## Dataset records

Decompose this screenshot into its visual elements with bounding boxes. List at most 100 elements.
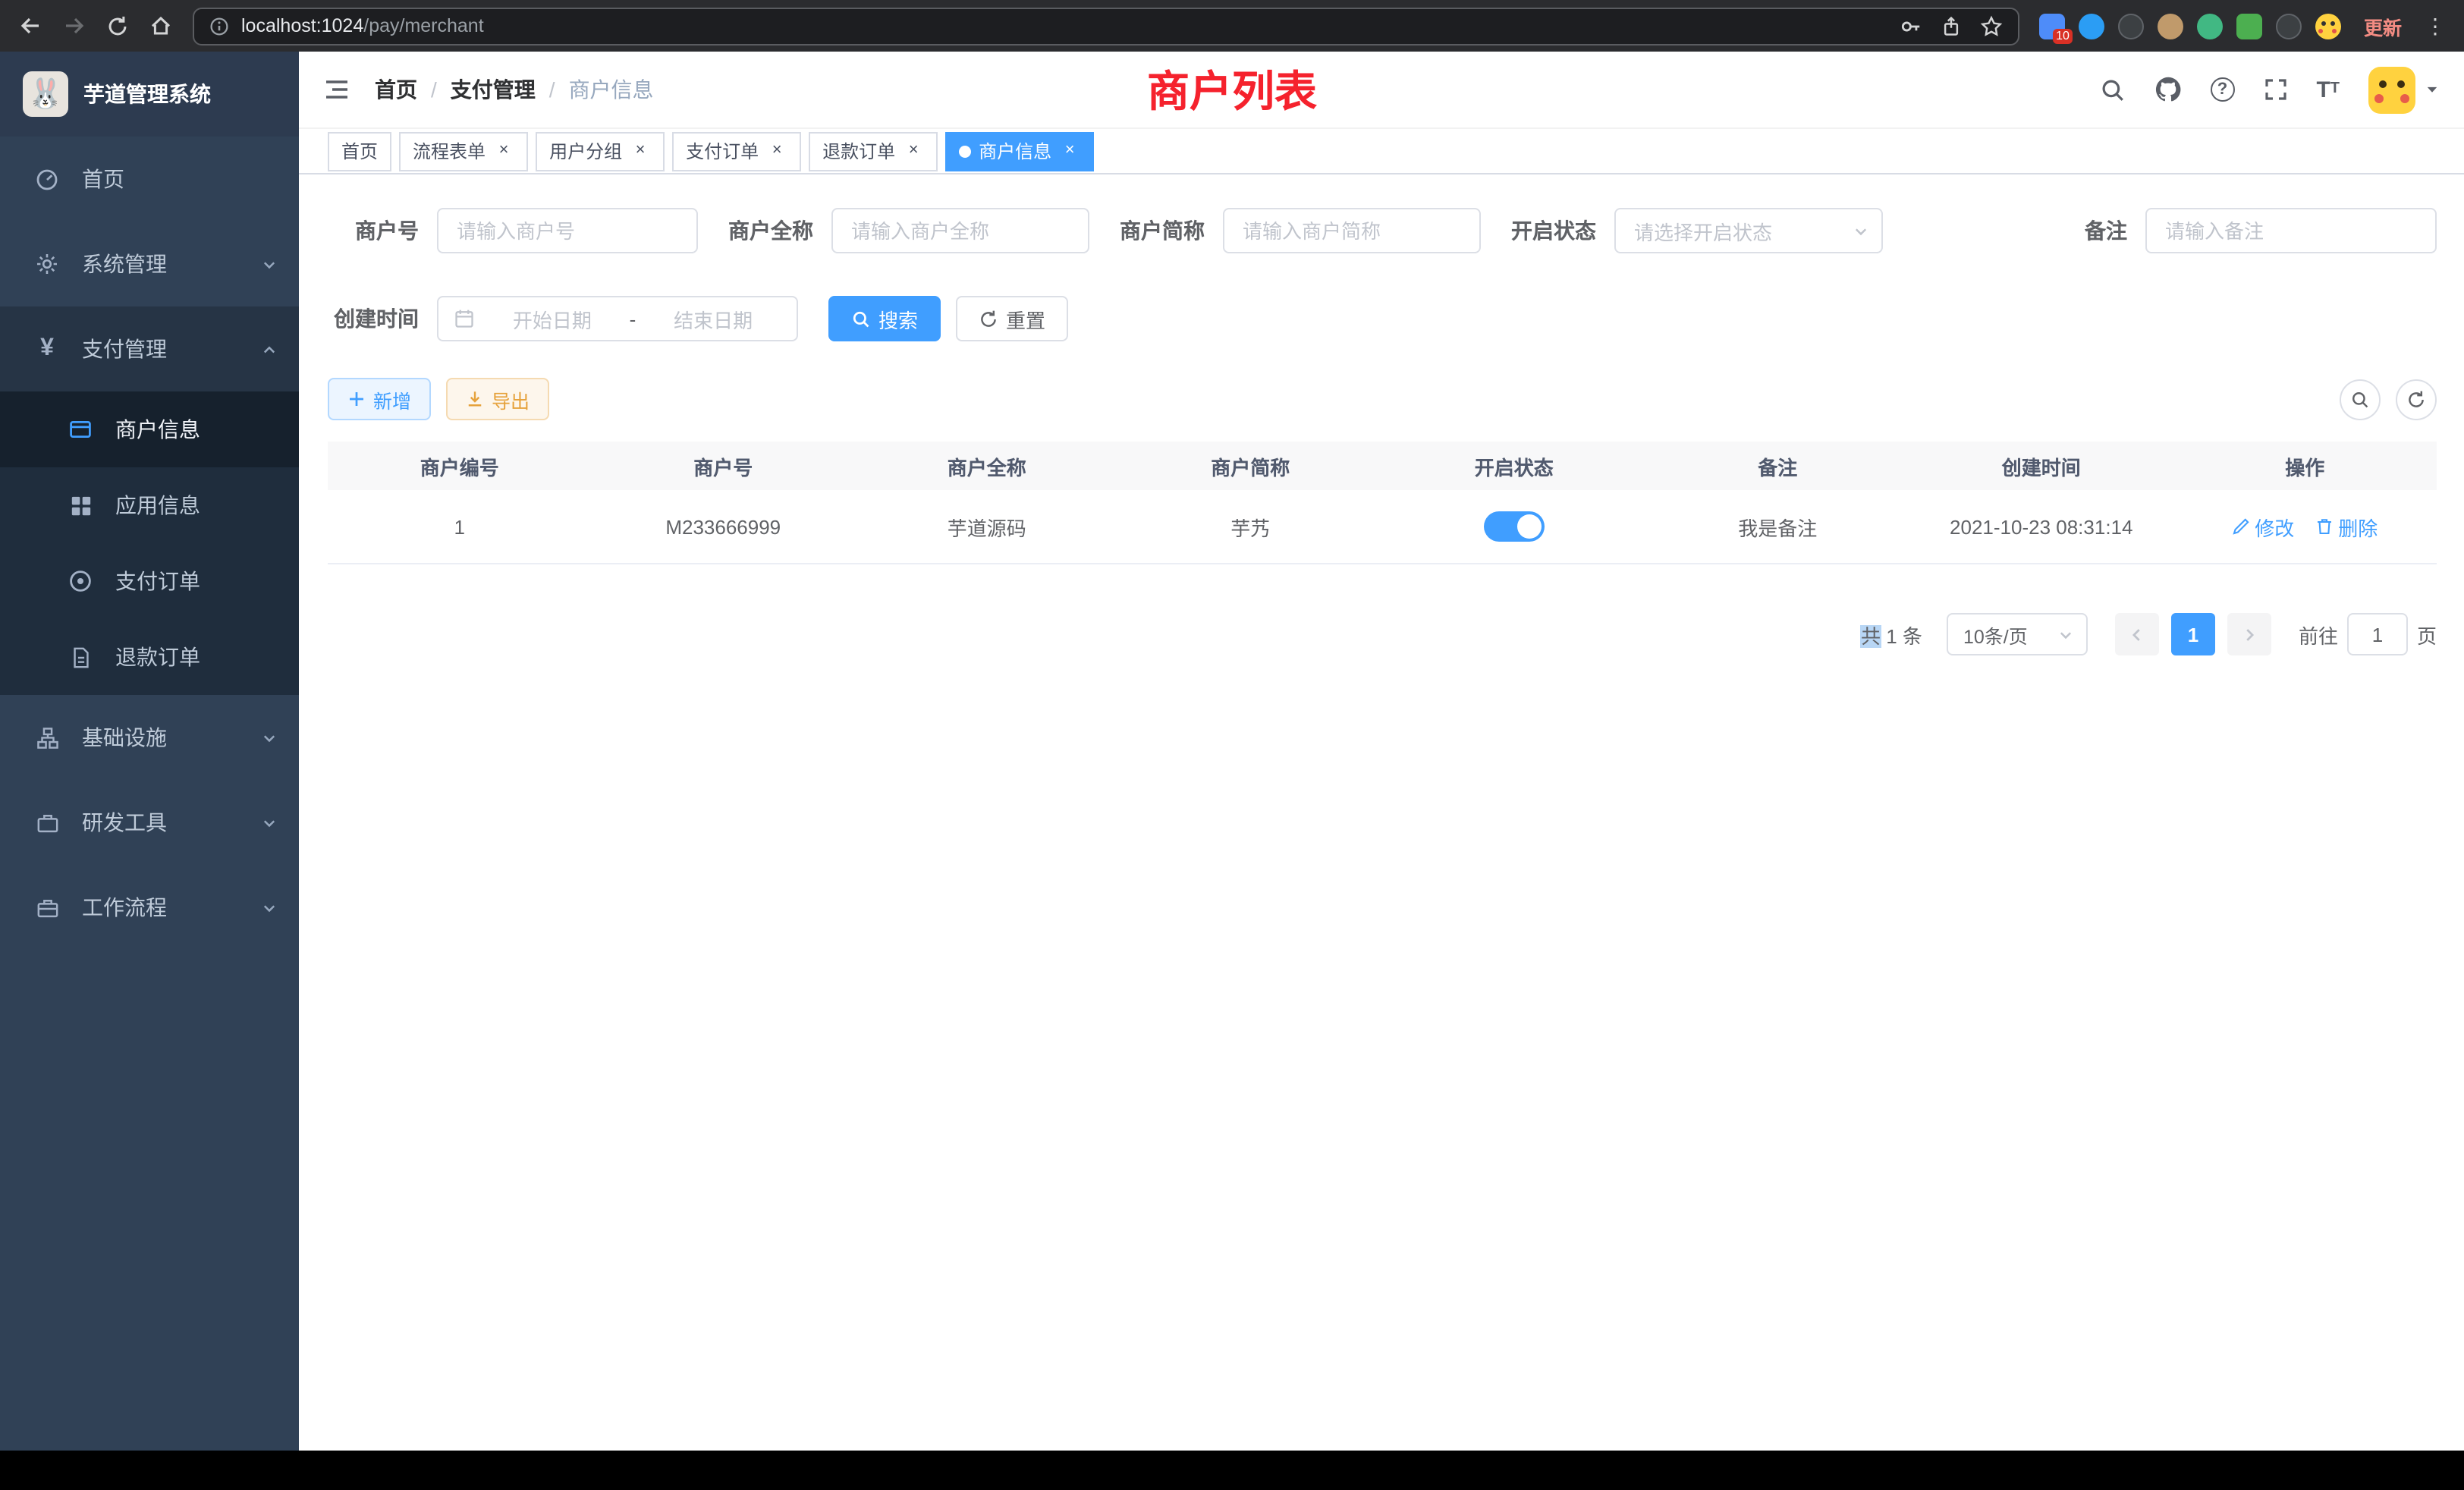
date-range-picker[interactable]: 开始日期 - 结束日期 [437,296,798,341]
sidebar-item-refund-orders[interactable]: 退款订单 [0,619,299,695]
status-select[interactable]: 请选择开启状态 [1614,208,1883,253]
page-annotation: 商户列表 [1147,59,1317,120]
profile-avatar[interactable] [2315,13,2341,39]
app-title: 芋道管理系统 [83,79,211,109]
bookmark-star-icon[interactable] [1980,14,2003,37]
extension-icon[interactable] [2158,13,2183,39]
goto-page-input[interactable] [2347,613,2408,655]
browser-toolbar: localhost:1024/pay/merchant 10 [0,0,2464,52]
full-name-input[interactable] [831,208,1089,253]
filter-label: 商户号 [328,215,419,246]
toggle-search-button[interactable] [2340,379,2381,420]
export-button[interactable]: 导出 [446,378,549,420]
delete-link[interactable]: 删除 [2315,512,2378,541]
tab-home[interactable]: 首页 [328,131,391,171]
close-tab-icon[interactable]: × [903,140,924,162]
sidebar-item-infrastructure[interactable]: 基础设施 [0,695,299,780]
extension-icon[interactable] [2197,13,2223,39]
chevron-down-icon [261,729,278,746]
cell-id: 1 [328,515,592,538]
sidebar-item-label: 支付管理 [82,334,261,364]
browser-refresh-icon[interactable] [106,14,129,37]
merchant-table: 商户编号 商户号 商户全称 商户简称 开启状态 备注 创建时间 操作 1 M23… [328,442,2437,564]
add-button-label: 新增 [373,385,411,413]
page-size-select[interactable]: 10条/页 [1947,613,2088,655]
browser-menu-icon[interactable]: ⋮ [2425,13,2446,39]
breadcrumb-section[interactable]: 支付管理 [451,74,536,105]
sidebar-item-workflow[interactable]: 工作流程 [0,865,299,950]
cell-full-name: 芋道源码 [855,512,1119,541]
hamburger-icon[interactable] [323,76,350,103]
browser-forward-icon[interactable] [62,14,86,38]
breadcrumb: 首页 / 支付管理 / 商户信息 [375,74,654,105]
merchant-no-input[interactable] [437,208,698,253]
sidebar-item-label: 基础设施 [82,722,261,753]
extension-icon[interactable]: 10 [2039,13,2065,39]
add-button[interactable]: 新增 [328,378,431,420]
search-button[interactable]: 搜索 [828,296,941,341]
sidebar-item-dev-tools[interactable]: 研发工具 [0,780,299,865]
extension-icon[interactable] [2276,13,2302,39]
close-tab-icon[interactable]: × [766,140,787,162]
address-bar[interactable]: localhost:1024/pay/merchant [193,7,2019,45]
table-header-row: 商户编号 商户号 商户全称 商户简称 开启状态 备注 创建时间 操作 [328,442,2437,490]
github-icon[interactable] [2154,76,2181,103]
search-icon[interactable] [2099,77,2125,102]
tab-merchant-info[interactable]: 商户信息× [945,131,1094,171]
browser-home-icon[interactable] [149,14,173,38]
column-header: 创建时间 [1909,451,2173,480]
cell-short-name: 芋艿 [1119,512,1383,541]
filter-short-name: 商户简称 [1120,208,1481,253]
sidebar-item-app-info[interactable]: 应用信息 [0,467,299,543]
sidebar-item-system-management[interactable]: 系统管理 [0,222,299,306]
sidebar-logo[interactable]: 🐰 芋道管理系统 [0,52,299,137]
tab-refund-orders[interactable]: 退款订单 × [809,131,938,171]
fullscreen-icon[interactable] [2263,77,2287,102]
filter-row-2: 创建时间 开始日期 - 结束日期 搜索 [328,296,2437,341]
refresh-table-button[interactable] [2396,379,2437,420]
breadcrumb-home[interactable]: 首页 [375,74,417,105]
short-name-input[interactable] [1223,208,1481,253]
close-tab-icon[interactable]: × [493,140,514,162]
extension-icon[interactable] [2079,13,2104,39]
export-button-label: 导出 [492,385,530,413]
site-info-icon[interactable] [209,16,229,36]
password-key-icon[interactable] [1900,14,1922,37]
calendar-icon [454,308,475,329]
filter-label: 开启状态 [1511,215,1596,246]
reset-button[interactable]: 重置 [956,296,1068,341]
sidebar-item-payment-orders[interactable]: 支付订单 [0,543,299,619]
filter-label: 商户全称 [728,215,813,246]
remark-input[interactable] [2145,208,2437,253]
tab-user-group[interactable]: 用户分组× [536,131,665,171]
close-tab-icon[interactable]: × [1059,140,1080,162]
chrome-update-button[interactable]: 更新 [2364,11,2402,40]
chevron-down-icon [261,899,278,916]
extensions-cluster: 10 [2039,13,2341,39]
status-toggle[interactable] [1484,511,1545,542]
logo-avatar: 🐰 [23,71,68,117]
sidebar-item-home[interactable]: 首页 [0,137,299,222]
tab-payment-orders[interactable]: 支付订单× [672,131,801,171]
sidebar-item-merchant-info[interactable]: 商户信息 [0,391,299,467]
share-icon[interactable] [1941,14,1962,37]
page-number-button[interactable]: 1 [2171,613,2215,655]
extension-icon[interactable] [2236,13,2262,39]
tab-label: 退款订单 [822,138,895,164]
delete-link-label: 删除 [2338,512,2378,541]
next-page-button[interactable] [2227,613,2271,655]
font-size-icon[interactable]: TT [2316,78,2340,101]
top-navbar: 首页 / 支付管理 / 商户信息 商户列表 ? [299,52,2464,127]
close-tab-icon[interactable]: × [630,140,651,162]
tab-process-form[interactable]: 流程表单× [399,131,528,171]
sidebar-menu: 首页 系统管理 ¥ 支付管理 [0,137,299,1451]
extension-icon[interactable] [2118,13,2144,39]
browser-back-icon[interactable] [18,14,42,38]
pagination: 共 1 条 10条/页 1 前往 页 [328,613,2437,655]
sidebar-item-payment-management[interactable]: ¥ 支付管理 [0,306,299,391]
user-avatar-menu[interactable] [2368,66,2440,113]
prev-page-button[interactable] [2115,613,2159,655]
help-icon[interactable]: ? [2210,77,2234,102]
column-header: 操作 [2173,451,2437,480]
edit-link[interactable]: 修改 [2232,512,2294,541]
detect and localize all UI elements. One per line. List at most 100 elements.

## Goal of the exercise
Return every item above verbatim, omitting the pictures.

## Result of the exercise
Decompose this screenshot into its visual elements with bounding boxes. List at most 100 elements.
date-range-picker[interactable]: 开始日期 - 结束日期 [437,296,798,341]
sidebar-item-refund-orders[interactable]: 退款订单 [0,619,299,695]
status-select[interactable]: 请选择开启状态 [1614,208,1883,253]
page-annotation: 商户列表 [1147,59,1317,120]
profile-avatar[interactable] [2315,13,2341,39]
app-title: 芋道管理系统 [83,79,211,109]
bookmark-star-icon[interactable] [1980,14,2003,37]
extension-icon[interactable] [2158,13,2183,39]
goto-page-input[interactable] [2347,613,2408,655]
browser-toolbar: localhost:1024/pay/merchant 10 [0,0,2464,52]
full-name-input[interactable] [831,208,1089,253]
filter-label: 商户号 [328,215,419,246]
toggle-search-button[interactable] [2340,379,2381,420]
export-button[interactable]: 导出 [446,378,549,420]
delete-link[interactable]: 删除 [2315,512,2378,541]
tab-home[interactable]: 首页 [328,131,391,171]
close-tab-icon[interactable]: × [903,140,924,162]
sidebar-item-infrastructure[interactable]: 基础设施 [0,695,299,780]
extension-icon[interactable] [2197,13,2223,39]
chevron-down-icon [261,729,278,746]
cell-id: 1 [328,515,592,538]
sidebar-item-label: 支付管理 [82,334,261,364]
browser-refresh-icon[interactable] [106,14,129,37]
merchant-table: 商户编号 商户号 商户全称 商户简称 开启状态 备注 创建时间 操作 1 M23… [328,442,2437,564]
add-button-label: 新增 [373,385,411,413]
page-size-select[interactable]: 10条/页 [1947,613,2088,655]
browser-menu-icon[interactable]: ⋮ [2425,13,2446,39]
breadcrumb-section[interactable]: 支付管理 [451,74,536,105]
sidebar-item-workflow[interactable]: 工作流程 [0,865,299,950]
cell-full-name: 芋道源码 [855,512,1119,541]
hamburger-icon[interactable] [323,76,350,103]
browser-forward-icon[interactable] [62,14,86,38]
breadcrumb: 首页 / 支付管理 / 商户信息 [375,74,654,105]
merchant-no-input[interactable] [437,208,698,253]
sidebar-item-label: 基础设施 [82,722,261,753]
extension-icon[interactable]: 10 [2039,13,2065,39]
add-button[interactable]: 新增 [328,378,431,420]
search-button[interactable]: 搜索 [828,296,941,341]
sidebar-item-dev-tools[interactable]: 研发工具 [0,780,299,865]
extension-icon[interactable] [2276,13,2302,39]
close-tab-icon[interactable]: × [766,140,787,162]
address-bar[interactable]: localhost:1024/pay/merchant [193,7,2019,45]
table-header-row: 商户编号 商户号 商户全称 商户简称 开启状态 备注 创建时间 操作 [328,442,2437,490]
github-icon[interactable] [2154,76,2181,103]
search-icon[interactable] [2099,77,2125,102]
tab-merchant-info[interactable]: 商户信息× [945,131,1094,171]
browser-home-icon[interactable] [149,14,173,38]
column-header: 创建时间 [1909,451,2173,480]
cell-short-name: 芋艿 [1119,512,1383,541]
filter-short-name: 商户简称 [1120,208,1481,253]
sidebar-item-app-info[interactable]: 应用信息 [0,467,299,543]
sidebar-item-system-management[interactable]: 系统管理 [0,222,299,306]
sidebar-logo[interactable]: 🐰 芋道管理系统 [0,52,299,137]
tab-refund-orders[interactable]: 退款订单 × [809,131,938,171]
fullscreen-icon[interactable] [2263,77,2287,102]
filter-row-2: 创建时间 开始日期 - 结束日期 搜索 [328,296,2437,341]
refresh-table-button[interactable] [2396,379,2437,420]
breadcrumb-home[interactable]: 首页 [375,74,417,105]
short-name-input[interactable] [1223,208,1481,253]
close-tab-icon[interactable]: × [493,140,514,162]
extension-icon[interactable] [2079,13,2104,39]
export-button-label: 导出 [492,385,530,413]
site-info-icon[interactable] [209,16,229,36]
password-key-icon[interactable] [1900,14,1922,37]
calendar-icon [454,308,475,329]
filter-label: 开启状态 [1511,215,1596,246]
reset-button[interactable]: 重置 [956,296,1068,341]
sidebar-item-payment-orders[interactable]: 支付订单 [0,543,299,619]
filter-label: 商户全称 [728,215,813,246]
remark-input[interactable] [2145,208,2437,253]
tab-user-group[interactable]: 用户分组× [536,131,665,171]
close-tab-icon[interactable]: × [1059,140,1080,162]
chrome-update-button[interactable]: 更新 [2364,11,2402,40]
chevron-down-icon [261,899,278,916]
extensions-cluster: 10 [2039,13,2341,39]
status-toggle[interactable] [1484,511,1545,542]
logo-avatar: 🐰 [23,71,68,117]
sidebar-item-home[interactable]: 首页 [0,137,299,222]
tab-payment-orders[interactable]: 支付订单× [672,131,801,171]
sidebar-item-merchant-info[interactable]: 商户信息 [0,391,299,467]
share-icon[interactable] [1941,14,1962,37]
page-number-button[interactable]: 1 [2171,613,2215,655]
extension-icon[interactable] [2236,13,2262,39]
tab-label: 退款订单 [822,138,895,164]
delete-link-label: 删除 [2338,512,2378,541]
next-page-button[interactable] [2227,613,2271,655]
font-size-icon[interactable]: TT [2316,78,2340,101]
top-navbar: 首页 / 支付管理 / 商户信息 商户列表 ? [299,52,2464,127]
close-tab-icon[interactable]: × [630,140,651,162]
tab-process-form[interactable]: 流程表单× [399,131,528,171]
sidebar-menu: 首页 系统管理 ¥ 支付管理 [0,137,299,1451]
extension-icon[interactable] [2118,13,2144,39]
browser-back-icon[interactable] [18,14,42,38]
pagination: 共 1 条 10条/页 1 前往 页 [328,613,2437,655]
sidebar-item-payment-management[interactable]: ¥ 支付管理 [0,306,299,391]
user-avatar-menu[interactable] [2368,66,2440,113]
prev-page-button[interactable] [2115,613,2159,655]
help-icon[interactable]: ? [2210,77,2234,102]
column-header: 操作 [2173,451,2437,480]
edit-link[interactable]: 修改 [2232,512,2294,541]
detect and localize all UI elements. One per line. List at most 100 elements.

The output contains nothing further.